→ **Task details**:
Comb through the entries for "time" and pull out each line that holds it.
-------
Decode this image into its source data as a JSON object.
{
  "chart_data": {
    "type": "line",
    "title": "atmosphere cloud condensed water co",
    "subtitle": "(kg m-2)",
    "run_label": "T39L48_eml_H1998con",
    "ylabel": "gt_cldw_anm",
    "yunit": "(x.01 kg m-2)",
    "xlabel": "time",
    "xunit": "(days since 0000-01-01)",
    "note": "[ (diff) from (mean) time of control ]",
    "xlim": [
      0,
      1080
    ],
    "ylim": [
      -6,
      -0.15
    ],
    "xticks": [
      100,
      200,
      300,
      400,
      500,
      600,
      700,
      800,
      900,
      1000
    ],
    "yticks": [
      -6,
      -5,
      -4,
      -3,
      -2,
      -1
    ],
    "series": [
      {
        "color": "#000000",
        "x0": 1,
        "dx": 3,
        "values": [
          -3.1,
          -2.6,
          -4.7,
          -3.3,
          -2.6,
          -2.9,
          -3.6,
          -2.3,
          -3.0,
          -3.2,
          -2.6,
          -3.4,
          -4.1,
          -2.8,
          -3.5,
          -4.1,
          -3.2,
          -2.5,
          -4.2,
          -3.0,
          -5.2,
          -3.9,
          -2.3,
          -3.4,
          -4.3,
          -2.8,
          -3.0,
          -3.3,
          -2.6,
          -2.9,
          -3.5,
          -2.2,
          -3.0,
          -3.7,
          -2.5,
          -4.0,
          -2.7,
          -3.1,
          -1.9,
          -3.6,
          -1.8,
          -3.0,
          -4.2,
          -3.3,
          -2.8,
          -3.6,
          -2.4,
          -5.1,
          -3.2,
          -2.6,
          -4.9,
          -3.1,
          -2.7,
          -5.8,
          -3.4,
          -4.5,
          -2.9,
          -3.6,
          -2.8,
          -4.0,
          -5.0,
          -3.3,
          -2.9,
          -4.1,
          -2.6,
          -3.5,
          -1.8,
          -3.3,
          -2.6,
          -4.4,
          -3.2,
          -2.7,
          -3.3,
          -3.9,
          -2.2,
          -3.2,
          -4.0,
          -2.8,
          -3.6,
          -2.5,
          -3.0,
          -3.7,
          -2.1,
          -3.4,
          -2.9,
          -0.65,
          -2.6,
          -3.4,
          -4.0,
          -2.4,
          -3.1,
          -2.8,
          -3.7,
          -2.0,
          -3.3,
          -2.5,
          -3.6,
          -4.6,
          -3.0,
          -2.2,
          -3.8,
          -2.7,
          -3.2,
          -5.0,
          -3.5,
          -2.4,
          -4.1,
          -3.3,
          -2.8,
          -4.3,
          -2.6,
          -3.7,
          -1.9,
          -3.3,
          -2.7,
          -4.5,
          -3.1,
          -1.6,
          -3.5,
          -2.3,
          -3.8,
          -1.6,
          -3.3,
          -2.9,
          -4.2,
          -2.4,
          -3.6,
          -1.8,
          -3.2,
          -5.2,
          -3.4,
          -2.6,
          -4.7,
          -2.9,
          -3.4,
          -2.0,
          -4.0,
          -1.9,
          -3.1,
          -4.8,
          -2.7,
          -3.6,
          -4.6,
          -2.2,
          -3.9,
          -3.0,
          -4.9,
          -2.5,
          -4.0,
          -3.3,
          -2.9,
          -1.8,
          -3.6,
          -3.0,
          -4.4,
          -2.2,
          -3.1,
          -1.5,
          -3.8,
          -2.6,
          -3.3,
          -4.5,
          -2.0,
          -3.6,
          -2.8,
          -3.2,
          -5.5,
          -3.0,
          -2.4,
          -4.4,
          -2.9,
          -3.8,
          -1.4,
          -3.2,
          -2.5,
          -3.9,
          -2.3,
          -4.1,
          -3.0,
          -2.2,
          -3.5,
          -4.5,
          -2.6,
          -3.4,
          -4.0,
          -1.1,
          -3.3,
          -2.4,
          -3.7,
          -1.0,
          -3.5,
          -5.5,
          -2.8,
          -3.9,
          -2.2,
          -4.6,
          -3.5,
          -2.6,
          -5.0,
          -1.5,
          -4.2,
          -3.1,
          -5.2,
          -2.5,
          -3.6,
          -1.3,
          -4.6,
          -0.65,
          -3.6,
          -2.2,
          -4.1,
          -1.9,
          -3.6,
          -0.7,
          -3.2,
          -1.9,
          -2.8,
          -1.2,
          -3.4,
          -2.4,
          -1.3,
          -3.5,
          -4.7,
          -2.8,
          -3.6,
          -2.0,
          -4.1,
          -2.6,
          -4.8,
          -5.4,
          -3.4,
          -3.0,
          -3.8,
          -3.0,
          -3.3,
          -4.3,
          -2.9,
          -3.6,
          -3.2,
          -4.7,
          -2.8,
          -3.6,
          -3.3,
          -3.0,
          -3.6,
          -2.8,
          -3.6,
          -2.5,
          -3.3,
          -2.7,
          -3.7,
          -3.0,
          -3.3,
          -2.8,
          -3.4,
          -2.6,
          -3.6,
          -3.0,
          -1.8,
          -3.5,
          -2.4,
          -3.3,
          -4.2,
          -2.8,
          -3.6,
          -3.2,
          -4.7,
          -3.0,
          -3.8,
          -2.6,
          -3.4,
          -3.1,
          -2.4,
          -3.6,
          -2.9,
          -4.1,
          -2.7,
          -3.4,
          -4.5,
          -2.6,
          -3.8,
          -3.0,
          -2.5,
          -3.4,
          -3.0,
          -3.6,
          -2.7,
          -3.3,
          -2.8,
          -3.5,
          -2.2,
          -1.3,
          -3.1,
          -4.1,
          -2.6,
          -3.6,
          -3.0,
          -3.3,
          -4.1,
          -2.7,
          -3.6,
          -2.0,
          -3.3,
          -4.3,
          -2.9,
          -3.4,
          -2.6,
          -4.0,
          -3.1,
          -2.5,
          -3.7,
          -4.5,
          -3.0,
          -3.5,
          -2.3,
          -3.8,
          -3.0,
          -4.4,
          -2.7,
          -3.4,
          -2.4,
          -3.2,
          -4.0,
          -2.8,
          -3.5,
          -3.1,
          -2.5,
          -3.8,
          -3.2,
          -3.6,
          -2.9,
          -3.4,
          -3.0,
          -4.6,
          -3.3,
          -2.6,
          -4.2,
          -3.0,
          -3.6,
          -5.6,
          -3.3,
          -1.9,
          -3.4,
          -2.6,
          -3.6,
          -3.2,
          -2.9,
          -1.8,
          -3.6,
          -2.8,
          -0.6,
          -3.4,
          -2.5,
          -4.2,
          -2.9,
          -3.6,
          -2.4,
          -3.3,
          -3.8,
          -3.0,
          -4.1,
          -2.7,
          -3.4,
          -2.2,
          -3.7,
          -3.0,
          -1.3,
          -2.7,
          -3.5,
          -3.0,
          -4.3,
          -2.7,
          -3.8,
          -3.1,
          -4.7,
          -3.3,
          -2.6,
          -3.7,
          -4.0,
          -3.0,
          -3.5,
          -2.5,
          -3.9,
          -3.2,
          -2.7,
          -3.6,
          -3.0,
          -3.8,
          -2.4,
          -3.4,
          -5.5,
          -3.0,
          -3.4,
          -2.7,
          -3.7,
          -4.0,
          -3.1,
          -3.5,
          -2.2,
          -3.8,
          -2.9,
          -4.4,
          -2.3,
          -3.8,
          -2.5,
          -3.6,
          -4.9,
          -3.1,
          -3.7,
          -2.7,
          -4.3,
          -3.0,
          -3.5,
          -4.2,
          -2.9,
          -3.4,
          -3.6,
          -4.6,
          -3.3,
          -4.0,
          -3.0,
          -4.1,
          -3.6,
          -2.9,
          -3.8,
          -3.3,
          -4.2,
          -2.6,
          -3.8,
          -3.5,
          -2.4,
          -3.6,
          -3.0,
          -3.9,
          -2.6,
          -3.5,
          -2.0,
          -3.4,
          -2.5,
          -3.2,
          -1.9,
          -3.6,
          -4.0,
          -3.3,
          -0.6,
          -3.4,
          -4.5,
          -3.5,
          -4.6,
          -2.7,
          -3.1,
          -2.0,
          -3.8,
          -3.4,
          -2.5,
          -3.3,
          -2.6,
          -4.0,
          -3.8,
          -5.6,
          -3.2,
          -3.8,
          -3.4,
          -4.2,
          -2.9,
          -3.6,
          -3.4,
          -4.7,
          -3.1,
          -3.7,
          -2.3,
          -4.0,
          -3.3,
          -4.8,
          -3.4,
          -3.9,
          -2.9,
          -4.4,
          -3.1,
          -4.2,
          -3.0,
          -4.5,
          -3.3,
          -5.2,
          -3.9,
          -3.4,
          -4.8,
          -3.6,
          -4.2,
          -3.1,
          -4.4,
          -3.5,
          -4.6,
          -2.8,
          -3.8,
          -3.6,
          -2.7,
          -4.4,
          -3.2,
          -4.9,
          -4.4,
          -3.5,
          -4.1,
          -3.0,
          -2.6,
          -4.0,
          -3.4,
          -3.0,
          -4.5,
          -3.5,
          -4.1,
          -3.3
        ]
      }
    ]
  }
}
-------
→ **Solution to this exercise**:
    "xlabel": "time",
    "note": "[ (diff) from (mean) time of control ]",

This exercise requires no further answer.